**Your goal**
Check each line below for "Friday" and report how many have it, nothing else.

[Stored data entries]
· · · · ·

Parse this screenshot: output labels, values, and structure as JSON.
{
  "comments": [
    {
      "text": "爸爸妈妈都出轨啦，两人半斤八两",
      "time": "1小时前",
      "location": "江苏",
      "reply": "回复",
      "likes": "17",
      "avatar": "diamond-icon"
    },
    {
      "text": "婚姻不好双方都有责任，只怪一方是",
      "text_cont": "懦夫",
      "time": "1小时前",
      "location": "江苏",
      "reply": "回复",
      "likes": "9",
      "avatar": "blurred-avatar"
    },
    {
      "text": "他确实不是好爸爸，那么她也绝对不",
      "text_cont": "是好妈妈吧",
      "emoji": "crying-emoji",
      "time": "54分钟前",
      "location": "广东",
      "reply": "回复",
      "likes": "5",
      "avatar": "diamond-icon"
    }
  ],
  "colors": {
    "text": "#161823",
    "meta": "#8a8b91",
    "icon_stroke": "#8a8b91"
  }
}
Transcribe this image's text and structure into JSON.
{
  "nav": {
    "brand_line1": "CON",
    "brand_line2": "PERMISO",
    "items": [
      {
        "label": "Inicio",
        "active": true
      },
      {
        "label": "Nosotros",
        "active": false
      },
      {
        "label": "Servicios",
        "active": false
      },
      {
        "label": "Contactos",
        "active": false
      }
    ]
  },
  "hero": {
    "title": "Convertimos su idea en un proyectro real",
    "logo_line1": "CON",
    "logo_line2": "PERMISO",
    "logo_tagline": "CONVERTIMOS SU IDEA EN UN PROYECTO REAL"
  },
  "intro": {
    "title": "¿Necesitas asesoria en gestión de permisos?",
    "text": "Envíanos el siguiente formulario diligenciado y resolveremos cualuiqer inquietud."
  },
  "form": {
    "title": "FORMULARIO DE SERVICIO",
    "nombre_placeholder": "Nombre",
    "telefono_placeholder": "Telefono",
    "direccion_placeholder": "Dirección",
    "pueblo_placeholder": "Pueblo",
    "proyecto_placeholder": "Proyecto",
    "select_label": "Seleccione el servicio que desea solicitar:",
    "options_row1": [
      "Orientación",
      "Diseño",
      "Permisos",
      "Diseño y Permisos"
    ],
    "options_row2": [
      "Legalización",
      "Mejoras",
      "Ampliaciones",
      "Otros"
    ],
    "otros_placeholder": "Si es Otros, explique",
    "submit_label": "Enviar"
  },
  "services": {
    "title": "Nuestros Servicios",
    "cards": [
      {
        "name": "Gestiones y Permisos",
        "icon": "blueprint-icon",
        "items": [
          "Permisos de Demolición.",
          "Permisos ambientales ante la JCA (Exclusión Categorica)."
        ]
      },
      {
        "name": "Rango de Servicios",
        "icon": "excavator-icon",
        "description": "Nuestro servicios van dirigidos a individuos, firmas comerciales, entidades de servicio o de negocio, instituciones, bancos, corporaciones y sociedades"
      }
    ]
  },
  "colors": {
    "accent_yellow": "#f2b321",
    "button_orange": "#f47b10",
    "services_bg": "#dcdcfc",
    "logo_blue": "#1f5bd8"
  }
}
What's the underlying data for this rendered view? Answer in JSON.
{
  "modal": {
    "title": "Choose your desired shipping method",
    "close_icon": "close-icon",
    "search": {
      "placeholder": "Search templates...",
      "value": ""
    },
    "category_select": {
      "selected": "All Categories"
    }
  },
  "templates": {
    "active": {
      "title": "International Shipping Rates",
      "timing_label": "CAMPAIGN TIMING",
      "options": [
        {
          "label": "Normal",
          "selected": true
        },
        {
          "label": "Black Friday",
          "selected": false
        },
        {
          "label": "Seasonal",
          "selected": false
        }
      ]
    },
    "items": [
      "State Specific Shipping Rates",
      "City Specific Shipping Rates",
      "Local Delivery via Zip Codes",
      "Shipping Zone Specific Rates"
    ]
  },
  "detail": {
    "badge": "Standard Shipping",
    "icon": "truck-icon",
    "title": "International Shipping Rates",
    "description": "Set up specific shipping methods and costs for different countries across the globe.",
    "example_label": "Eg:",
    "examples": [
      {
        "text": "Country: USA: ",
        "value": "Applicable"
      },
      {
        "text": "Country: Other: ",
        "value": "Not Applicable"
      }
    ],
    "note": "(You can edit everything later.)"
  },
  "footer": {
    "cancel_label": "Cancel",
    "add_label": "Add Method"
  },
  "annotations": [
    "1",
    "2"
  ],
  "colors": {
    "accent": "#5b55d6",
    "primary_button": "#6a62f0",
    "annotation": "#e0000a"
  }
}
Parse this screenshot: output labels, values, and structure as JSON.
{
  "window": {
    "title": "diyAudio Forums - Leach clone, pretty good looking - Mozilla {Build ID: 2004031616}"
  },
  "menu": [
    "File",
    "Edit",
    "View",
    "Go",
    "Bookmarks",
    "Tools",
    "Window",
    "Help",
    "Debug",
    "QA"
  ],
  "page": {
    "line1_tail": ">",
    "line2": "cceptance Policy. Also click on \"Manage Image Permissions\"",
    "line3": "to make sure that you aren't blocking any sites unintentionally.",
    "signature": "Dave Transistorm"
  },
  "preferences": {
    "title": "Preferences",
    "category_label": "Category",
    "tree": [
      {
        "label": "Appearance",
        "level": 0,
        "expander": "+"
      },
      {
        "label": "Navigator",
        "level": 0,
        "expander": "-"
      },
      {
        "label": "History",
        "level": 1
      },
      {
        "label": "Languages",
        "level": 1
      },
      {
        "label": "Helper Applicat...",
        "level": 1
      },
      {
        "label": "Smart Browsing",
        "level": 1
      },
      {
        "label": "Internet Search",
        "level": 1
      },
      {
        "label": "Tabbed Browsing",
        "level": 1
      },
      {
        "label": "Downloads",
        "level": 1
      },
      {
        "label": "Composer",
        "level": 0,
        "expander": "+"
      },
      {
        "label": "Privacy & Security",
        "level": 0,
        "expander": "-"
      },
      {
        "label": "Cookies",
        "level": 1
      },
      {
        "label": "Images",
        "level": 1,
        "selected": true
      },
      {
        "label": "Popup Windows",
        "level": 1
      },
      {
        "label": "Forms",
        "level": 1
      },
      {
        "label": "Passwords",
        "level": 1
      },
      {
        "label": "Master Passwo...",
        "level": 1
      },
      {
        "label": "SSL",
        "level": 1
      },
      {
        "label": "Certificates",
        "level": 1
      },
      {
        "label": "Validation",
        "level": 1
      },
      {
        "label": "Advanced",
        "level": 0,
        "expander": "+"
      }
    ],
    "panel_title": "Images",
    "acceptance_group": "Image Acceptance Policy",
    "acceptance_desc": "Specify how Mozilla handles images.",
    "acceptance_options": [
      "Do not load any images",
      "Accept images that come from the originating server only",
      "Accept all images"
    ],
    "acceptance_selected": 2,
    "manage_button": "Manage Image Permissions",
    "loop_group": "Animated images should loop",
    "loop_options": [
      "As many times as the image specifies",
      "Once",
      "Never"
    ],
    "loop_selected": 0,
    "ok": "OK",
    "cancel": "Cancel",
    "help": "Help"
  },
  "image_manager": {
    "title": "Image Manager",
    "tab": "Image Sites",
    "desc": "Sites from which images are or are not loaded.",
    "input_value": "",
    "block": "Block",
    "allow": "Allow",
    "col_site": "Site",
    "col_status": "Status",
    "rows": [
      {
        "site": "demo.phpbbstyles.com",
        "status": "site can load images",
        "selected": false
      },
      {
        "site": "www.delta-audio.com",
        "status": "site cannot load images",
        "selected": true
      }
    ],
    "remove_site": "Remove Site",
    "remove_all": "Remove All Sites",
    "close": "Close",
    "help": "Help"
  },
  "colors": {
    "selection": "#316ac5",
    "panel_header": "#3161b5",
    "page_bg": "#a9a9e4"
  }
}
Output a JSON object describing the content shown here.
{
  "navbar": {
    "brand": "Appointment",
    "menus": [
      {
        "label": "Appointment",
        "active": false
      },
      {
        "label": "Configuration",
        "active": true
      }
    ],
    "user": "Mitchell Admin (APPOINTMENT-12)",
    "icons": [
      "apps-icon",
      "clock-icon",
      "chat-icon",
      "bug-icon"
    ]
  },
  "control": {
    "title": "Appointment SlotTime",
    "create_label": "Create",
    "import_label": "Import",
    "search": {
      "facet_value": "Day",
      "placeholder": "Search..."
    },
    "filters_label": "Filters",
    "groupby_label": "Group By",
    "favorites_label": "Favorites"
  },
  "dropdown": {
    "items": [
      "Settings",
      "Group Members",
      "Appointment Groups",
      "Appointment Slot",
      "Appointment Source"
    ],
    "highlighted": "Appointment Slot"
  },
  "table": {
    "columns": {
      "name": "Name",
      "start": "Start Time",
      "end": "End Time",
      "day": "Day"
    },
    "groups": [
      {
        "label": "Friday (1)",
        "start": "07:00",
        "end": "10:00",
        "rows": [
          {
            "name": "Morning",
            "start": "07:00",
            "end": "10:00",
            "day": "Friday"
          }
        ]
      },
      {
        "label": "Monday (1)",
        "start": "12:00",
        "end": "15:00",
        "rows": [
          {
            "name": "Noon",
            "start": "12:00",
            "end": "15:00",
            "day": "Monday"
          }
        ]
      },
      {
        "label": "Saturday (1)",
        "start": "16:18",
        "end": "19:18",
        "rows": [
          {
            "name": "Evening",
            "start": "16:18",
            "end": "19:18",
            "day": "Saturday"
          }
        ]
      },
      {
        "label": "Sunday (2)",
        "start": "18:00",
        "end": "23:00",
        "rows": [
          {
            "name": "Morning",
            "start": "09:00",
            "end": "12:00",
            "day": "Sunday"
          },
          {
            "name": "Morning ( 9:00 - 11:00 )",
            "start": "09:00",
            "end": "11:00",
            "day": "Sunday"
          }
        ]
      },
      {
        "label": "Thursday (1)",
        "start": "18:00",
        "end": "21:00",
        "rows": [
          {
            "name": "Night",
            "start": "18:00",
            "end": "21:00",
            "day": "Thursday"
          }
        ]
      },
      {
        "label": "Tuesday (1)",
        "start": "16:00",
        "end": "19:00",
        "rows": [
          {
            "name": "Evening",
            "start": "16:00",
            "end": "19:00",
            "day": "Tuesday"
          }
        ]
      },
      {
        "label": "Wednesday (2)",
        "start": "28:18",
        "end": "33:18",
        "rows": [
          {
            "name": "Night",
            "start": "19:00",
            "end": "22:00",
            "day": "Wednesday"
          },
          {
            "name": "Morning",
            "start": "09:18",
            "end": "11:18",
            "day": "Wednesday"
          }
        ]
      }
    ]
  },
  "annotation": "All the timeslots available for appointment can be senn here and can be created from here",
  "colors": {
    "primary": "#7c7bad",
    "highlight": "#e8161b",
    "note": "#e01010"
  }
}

· · · · ·

**Full solution**
3